Challenge
Select all lines in the records that include "anything".

** start Dataset rows **

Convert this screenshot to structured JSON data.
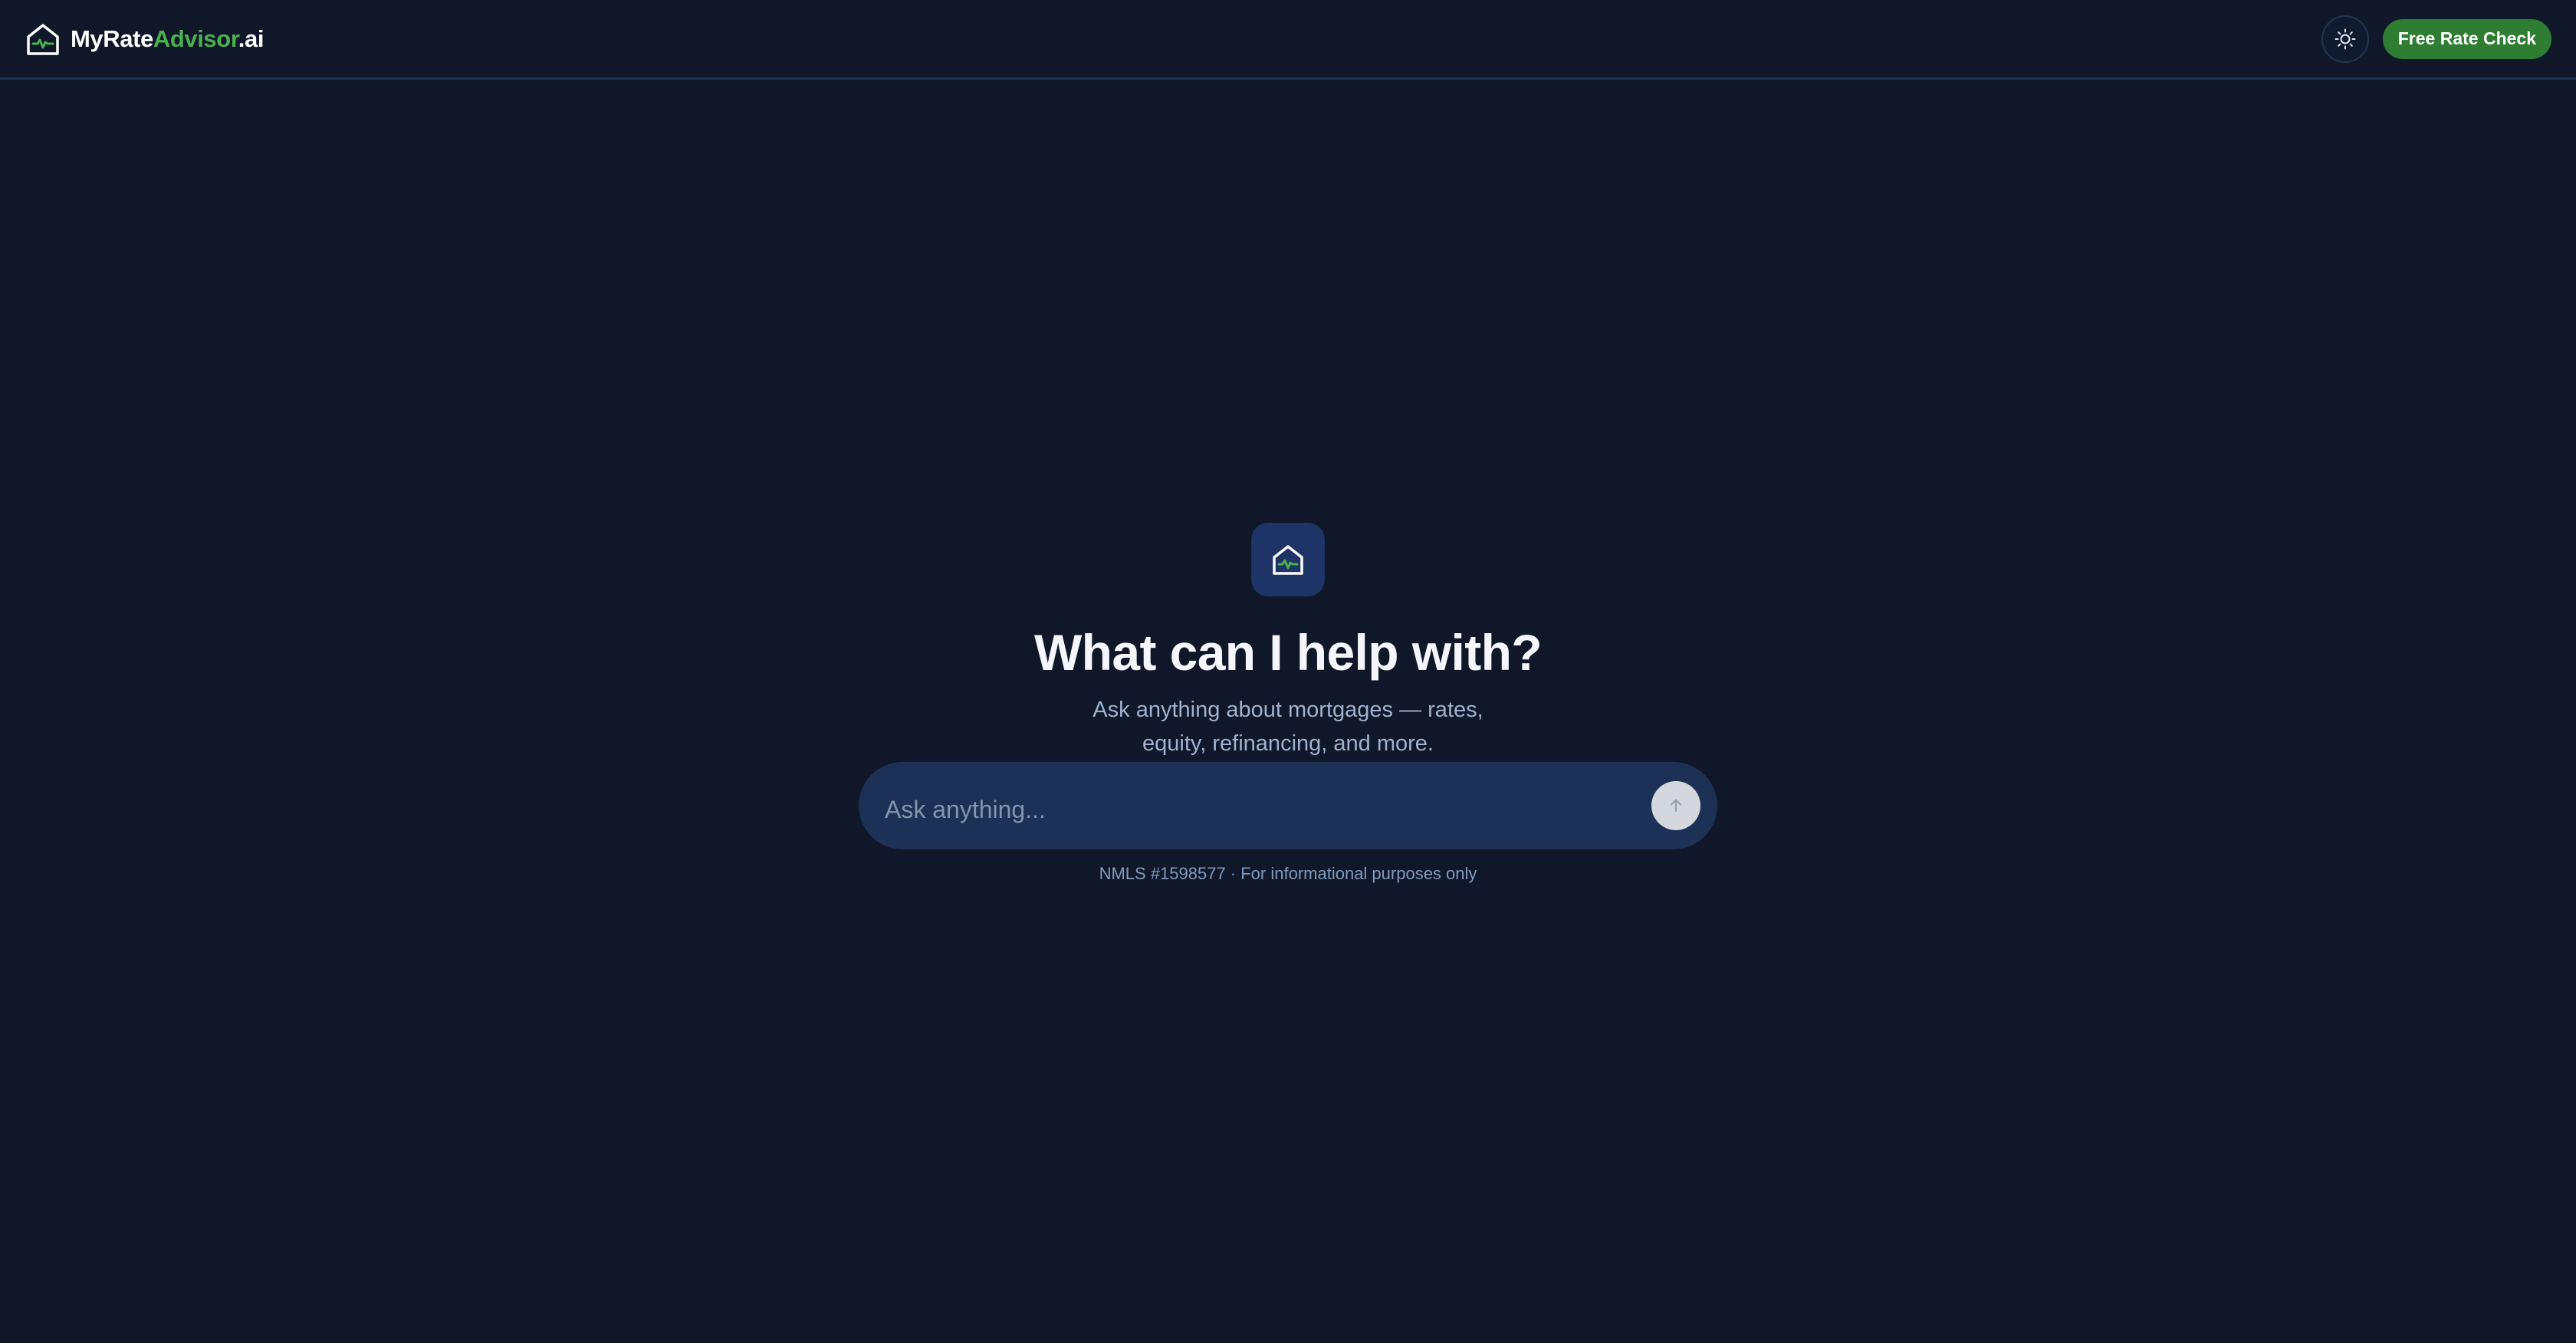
{
  "header": {
    "brand": {
      "part1": "MyRate",
      "part2": "Advisor",
      "part3": ".ai",
      "logo_icon": "house-pulse-icon"
    },
    "theme_toggle_icon": "sun-icon",
    "cta_label": "Free Rate Check"
  },
  "hero": {
    "icon": "house-pulse-icon",
    "title": "What can I help with?",
    "subtitle": "Ask anything about mortgages — rates, equity, refinancing, and more."
  },
  "chat": {
    "placeholder": "Ask anything...",
    "value": "",
    "send_icon": "arrow-up-icon"
  },
  "footer": {
    "disclaimer": "NMLS #1598577 · For informational purposes only"
  },
  "colors": {
    "background": "#0f1729",
    "brand_accent": "#4caf50",
    "cta": "#2e7d32",
    "chat_box": "#1d3156",
    "hero_icon_bg": "#1e3366"
  }
}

** end Dataset rows **

Output for this task
    "subtitle": "Ask anything about mortgages — rates, equity, refinancing, and more."
    "placeholder": "Ask anything...",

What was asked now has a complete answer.